▶ **TASK DESCRIPTION**
Leaving out every picture, quote the data below exactly as it appears.
+ + + +
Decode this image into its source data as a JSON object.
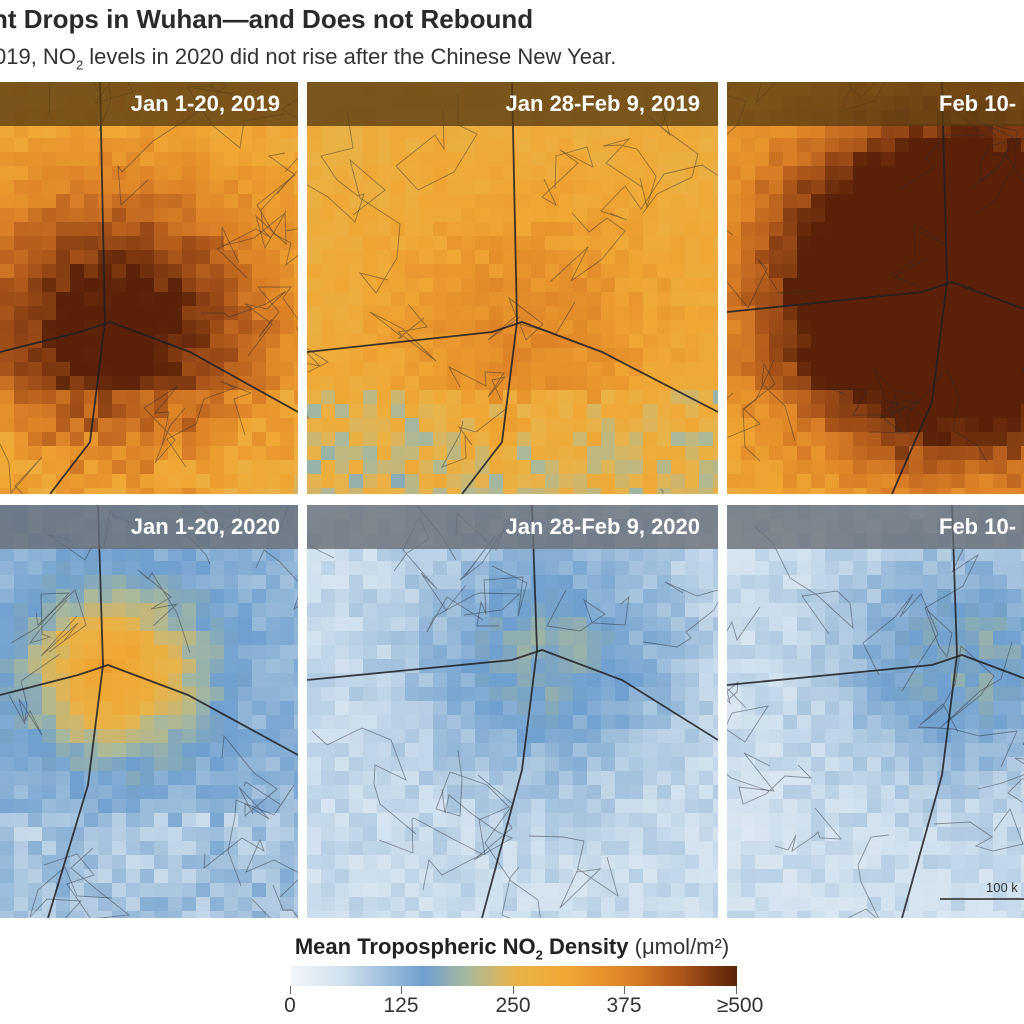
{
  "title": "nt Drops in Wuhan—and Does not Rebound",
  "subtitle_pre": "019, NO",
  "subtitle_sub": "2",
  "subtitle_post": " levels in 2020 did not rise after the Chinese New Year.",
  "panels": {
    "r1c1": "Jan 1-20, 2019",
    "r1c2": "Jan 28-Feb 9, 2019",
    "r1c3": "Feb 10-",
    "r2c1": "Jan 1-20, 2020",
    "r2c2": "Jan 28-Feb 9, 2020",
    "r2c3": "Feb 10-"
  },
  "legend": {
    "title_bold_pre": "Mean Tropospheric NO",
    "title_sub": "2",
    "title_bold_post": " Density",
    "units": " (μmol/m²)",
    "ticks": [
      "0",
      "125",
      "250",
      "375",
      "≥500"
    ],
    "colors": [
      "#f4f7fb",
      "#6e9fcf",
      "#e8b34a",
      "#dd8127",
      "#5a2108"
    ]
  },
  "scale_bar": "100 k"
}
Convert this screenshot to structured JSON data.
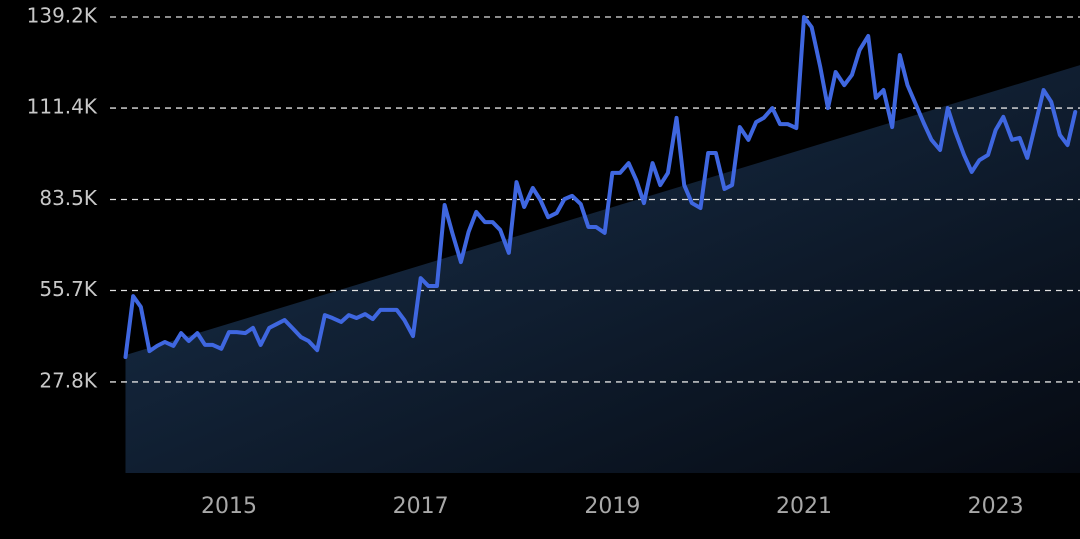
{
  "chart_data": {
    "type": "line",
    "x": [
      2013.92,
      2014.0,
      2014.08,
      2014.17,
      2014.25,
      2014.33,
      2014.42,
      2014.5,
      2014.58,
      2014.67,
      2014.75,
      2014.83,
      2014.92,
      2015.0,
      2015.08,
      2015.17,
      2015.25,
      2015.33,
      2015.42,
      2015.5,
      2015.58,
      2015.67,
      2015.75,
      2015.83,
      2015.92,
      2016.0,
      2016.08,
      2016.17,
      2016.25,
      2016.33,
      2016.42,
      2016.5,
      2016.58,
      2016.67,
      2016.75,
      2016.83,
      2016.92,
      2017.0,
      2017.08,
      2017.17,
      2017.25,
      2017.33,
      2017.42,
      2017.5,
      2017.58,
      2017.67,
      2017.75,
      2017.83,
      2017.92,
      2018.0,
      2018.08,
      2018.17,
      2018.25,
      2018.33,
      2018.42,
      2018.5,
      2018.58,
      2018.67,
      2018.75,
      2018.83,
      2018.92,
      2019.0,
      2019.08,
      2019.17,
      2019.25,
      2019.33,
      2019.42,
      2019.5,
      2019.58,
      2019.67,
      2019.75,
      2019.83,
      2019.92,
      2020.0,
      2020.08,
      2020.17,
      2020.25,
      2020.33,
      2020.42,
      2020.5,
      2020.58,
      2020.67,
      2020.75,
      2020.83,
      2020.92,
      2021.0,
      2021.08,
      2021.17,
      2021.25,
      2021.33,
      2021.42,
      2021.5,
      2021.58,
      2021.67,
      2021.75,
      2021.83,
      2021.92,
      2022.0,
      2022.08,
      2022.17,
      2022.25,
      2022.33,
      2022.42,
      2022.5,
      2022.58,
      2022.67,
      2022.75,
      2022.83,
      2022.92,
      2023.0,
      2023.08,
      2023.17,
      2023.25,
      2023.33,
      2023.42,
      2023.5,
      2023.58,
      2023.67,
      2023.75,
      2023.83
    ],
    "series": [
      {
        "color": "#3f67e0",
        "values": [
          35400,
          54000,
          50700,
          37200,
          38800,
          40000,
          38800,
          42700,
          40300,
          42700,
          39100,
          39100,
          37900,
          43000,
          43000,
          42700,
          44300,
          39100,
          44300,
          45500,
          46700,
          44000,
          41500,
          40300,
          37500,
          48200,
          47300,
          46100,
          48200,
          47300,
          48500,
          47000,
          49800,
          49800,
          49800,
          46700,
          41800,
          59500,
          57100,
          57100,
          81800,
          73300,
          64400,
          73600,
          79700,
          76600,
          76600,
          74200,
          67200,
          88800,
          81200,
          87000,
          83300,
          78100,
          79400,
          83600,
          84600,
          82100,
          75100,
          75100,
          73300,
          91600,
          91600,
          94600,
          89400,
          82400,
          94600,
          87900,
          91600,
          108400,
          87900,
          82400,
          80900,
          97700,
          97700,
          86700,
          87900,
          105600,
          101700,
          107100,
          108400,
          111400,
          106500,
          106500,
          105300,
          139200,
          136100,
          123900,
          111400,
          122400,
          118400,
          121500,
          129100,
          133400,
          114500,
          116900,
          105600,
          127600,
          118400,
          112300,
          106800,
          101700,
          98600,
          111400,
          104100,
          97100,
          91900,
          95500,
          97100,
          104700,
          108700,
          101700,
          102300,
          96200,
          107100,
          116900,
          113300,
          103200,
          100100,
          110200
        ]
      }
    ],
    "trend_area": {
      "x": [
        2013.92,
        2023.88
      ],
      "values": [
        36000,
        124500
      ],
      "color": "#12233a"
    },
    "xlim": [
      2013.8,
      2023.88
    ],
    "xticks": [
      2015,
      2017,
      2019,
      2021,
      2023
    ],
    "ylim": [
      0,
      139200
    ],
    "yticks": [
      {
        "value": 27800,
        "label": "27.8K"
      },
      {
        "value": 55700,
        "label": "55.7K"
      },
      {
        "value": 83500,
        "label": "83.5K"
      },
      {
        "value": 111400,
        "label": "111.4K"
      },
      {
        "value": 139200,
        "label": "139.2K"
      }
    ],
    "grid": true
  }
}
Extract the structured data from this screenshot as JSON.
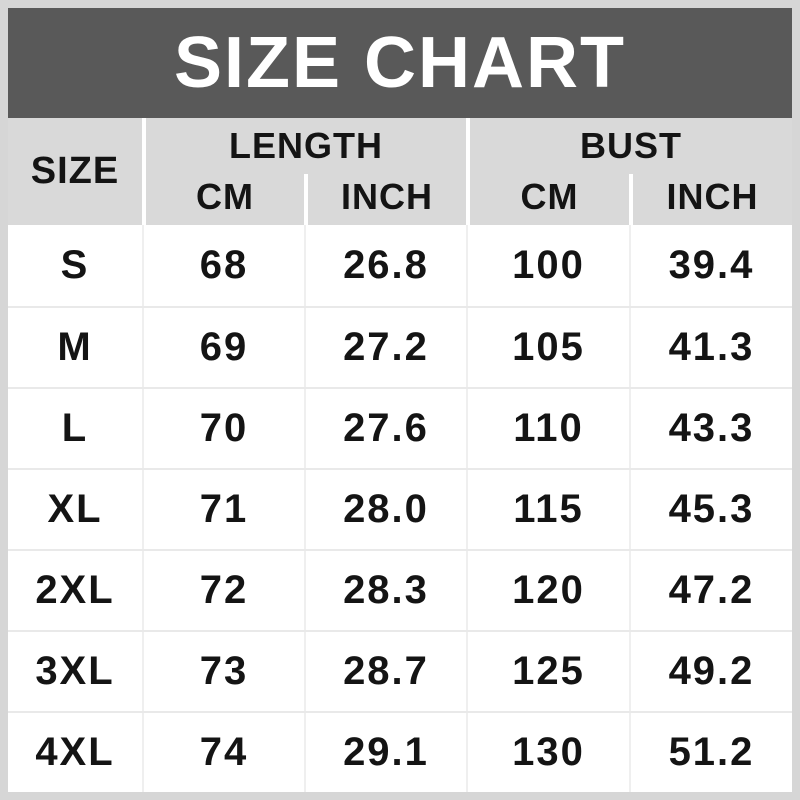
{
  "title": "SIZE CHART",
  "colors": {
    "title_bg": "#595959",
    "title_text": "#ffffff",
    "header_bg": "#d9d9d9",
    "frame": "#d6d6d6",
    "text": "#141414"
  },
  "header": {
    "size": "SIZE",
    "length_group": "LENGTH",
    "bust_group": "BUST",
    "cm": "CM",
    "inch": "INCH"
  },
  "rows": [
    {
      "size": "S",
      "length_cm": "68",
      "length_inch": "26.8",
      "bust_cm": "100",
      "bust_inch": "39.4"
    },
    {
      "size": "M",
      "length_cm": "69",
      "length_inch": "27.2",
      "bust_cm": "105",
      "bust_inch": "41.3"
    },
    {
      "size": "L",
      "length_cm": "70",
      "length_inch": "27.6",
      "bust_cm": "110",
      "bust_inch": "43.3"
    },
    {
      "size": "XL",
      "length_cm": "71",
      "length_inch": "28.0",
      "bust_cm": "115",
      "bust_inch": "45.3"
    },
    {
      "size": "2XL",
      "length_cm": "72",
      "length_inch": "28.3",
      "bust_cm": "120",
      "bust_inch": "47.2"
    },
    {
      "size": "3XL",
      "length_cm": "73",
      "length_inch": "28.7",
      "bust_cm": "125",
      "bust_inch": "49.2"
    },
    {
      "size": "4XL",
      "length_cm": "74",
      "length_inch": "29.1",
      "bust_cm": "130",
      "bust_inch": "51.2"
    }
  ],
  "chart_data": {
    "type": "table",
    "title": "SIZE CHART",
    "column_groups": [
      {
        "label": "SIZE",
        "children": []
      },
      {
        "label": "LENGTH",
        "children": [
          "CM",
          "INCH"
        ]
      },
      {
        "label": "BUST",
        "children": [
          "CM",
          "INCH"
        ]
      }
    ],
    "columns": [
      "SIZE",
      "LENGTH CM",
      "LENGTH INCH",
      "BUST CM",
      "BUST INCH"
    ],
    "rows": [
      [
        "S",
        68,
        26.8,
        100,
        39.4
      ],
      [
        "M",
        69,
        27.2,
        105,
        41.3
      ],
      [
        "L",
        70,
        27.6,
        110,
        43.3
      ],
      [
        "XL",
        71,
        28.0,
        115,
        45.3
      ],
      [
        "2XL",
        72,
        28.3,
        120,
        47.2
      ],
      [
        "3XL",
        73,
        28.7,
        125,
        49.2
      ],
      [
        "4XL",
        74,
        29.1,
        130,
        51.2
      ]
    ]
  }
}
+ + + +
▶ **ANSWER FOR THIS EXERCISE**
Decode this image into its source data as a JSON object.
{
  "title": "nt Drops in Wuhan—and Does not Rebound",
  "subtitle_pre": "019, NO",
  "subtitle_sub": "2",
  "subtitle_post": " levels in 2020 did not rise after the Chinese New Year.",
  "panels": {
    "r1c1": "Jan 1-20, 2019",
    "r1c2": "Jan 28-Feb 9, 2019",
    "r1c3": "Feb 10-",
    "r2c1": "Jan 1-20, 2020",
    "r2c2": "Jan 28-Feb 9, 2020",
    "r2c3": "Feb 10-"
  },
  "legend": {
    "title_bold_pre": "Mean Tropospheric NO",
    "title_sub": "2",
    "title_bold_post": " Density",
    "units": " (μmol/m²)",
    "ticks": [
      "0",
      "125",
      "250",
      "375",
      "≥500"
    ],
    "colors": [
      "#f4f7fb",
      "#6e9fcf",
      "#e8b34a",
      "#dd8127",
      "#5a2108"
    ]
  },
  "scale_bar": "100 k"
}
Convert this screenshot to structured JSON data.
{
  "chart_data": {
    "type": "line",
    "x": [
      2013.92,
      2014.0,
      2014.08,
      2014.17,
      2014.25,
      2014.33,
      2014.42,
      2014.5,
      2014.58,
      2014.67,
      2014.75,
      2014.83,
      2014.92,
      2015.0,
      2015.08,
      2015.17,
      2015.25,
      2015.33,
      2015.42,
      2015.5,
      2015.58,
      2015.67,
      2015.75,
      2015.83,
      2015.92,
      2016.0,
      2016.08,
      2016.17,
      2016.25,
      2016.33,
      2016.42,
      2016.5,
      2016.58,
      2016.67,
      2016.75,
      2016.83,
      2016.92,
      2017.0,
      2017.08,
      2017.17,
      2017.25,
      2017.33,
      2017.42,
      2017.5,
      2017.58,
      2017.67,
      2017.75,
      2017.83,
      2017.92,
      2018.0,
      2018.08,
      2018.17,
      2018.25,
      2018.33,
      2018.42,
      2018.5,
      2018.58,
      2018.67,
      2018.75,
      2018.83,
      2018.92,
      2019.0,
      2019.08,
      2019.17,
      2019.25,
      2019.33,
      2019.42,
      2019.5,
      2019.58,
      2019.67,
      2019.75,
      2019.83,
      2019.92,
      2020.0,
      2020.08,
      2020.17,
      2020.25,
      2020.33,
      2020.42,
      2020.5,
      2020.58,
      2020.67,
      2020.75,
      2020.83,
      2020.92,
      2021.0,
      2021.08,
      2021.17,
      2021.25,
      2021.33,
      2021.42,
      2021.5,
      2021.58,
      2021.67,
      2021.75,
      2021.83,
      2021.92,
      2022.0,
      2022.08,
      2022.17,
      2022.25,
      2022.33,
      2022.42,
      2022.5,
      2022.58,
      2022.67,
      2022.75,
      2022.83,
      2022.92,
      2023.0,
      2023.08,
      2023.17,
      2023.25,
      2023.33,
      2023.42,
      2023.5,
      2023.58,
      2023.67,
      2023.75,
      2023.83
    ],
    "series": [
      {
        "color": "#3f67e0",
        "values": [
          35400,
          54000,
          50700,
          37200,
          38800,
          40000,
          38800,
          42700,
          40300,
          42700,
          39100,
          39100,
          37900,
          43000,
          43000,
          42700,
          44300,
          39100,
          44300,
          45500,
          46700,
          44000,
          41500,
          40300,
          37500,
          48200,
          47300,
          46100,
          48200,
          47300,
          48500,
          47000,
          49800,
          49800,
          49800,
          46700,
          41800,
          59500,
          57100,
          57100,
          81800,
          73300,
          64400,
          73600,
          79700,
          76600,
          76600,
          74200,
          67200,
          88800,
          81200,
          87000,
          83300,
          78100,
          79400,
          83600,
          84600,
          82100,
          75100,
          75100,
          73300,
          91600,
          91600,
          94600,
          89400,
          82400,
          94600,
          87900,
          91600,
          108400,
          87900,
          82400,
          80900,
          97700,
          97700,
          86700,
          87900,
          105600,
          101700,
          107100,
          108400,
          111400,
          106500,
          106500,
          105300,
          139200,
          136100,
          123900,
          111400,
          122400,
          118400,
          121500,
          129100,
          133400,
          114500,
          116900,
          105600,
          127600,
          118400,
          112300,
          106800,
          101700,
          98600,
          111400,
          104100,
          97100,
          91900,
          95500,
          97100,
          104700,
          108700,
          101700,
          102300,
          96200,
          107100,
          116900,
          113300,
          103200,
          100100,
          110200
        ]
      }
    ],
    "trend_area": {
      "x": [
        2013.92,
        2023.88
      ],
      "values": [
        36000,
        124500
      ],
      "color": "#12233a"
    },
    "xlim": [
      2013.8,
      2023.88
    ],
    "xticks": [
      2015,
      2017,
      2019,
      2021,
      2023
    ],
    "ylim": [
      0,
      139200
    ],
    "yticks": [
      {
        "value": 27800,
        "label": "27.8K"
      },
      {
        "value": 55700,
        "label": "55.7K"
      },
      {
        "value": 83500,
        "label": "83.5K"
      },
      {
        "value": 111400,
        "label": "111.4K"
      },
      {
        "value": 139200,
        "label": "139.2K"
      }
    ],
    "grid": true
  }
}
Extract the structured data from this screenshot as JSON.
{
  "title": "SIZE CHART",
  "colors": {
    "title_bg": "#595959",
    "title_text": "#ffffff",
    "header_bg": "#d9d9d9",
    "frame": "#d6d6d6",
    "text": "#141414"
  },
  "header": {
    "size": "SIZE",
    "length_group": "LENGTH",
    "bust_group": "BUST",
    "cm": "CM",
    "inch": "INCH"
  },
  "rows": [
    {
      "size": "S",
      "length_cm": "68",
      "length_inch": "26.8",
      "bust_cm": "100",
      "bust_inch": "39.4"
    },
    {
      "size": "M",
      "length_cm": "69",
      "length_inch": "27.2",
      "bust_cm": "105",
      "bust_inch": "41.3"
    },
    {
      "size": "L",
      "length_cm": "70",
      "length_inch": "27.6",
      "bust_cm": "110",
      "bust_inch": "43.3"
    },
    {
      "size": "XL",
      "length_cm": "71",
      "length_inch": "28.0",
      "bust_cm": "115",
      "bust_inch": "45.3"
    },
    {
      "size": "2XL",
      "length_cm": "72",
      "length_inch": "28.3",
      "bust_cm": "120",
      "bust_inch": "47.2"
    },
    {
      "size": "3XL",
      "length_cm": "73",
      "length_inch": "28.7",
      "bust_cm": "125",
      "bust_inch": "49.2"
    },
    {
      "size": "4XL",
      "length_cm": "74",
      "length_inch": "29.1",
      "bust_cm": "130",
      "bust_inch": "51.2"
    }
  ],
  "chart_data": {
    "type": "table",
    "title": "SIZE CHART",
    "column_groups": [
      {
        "label": "SIZE",
        "children": []
      },
      {
        "label": "LENGTH",
        "children": [
          "CM",
          "INCH"
        ]
      },
      {
        "label": "BUST",
        "children": [
          "CM",
          "INCH"
        ]
      }
    ],
    "columns": [
      "SIZE",
      "LENGTH CM",
      "LENGTH INCH",
      "BUST CM",
      "BUST INCH"
    ],
    "rows": [
      [
        "S",
        68,
        26.8,
        100,
        39.4
      ],
      [
        "M",
        69,
        27.2,
        105,
        41.3
      ],
      [
        "L",
        70,
        27.6,
        110,
        43.3
      ],
      [
        "XL",
        71,
        28.0,
        115,
        45.3
      ],
      [
        "2XL",
        72,
        28.3,
        120,
        47.2
      ],
      [
        "3XL",
        73,
        28.7,
        125,
        49.2
      ],
      [
        "4XL",
        74,
        29.1,
        130,
        51.2
      ]
    ]
  }
}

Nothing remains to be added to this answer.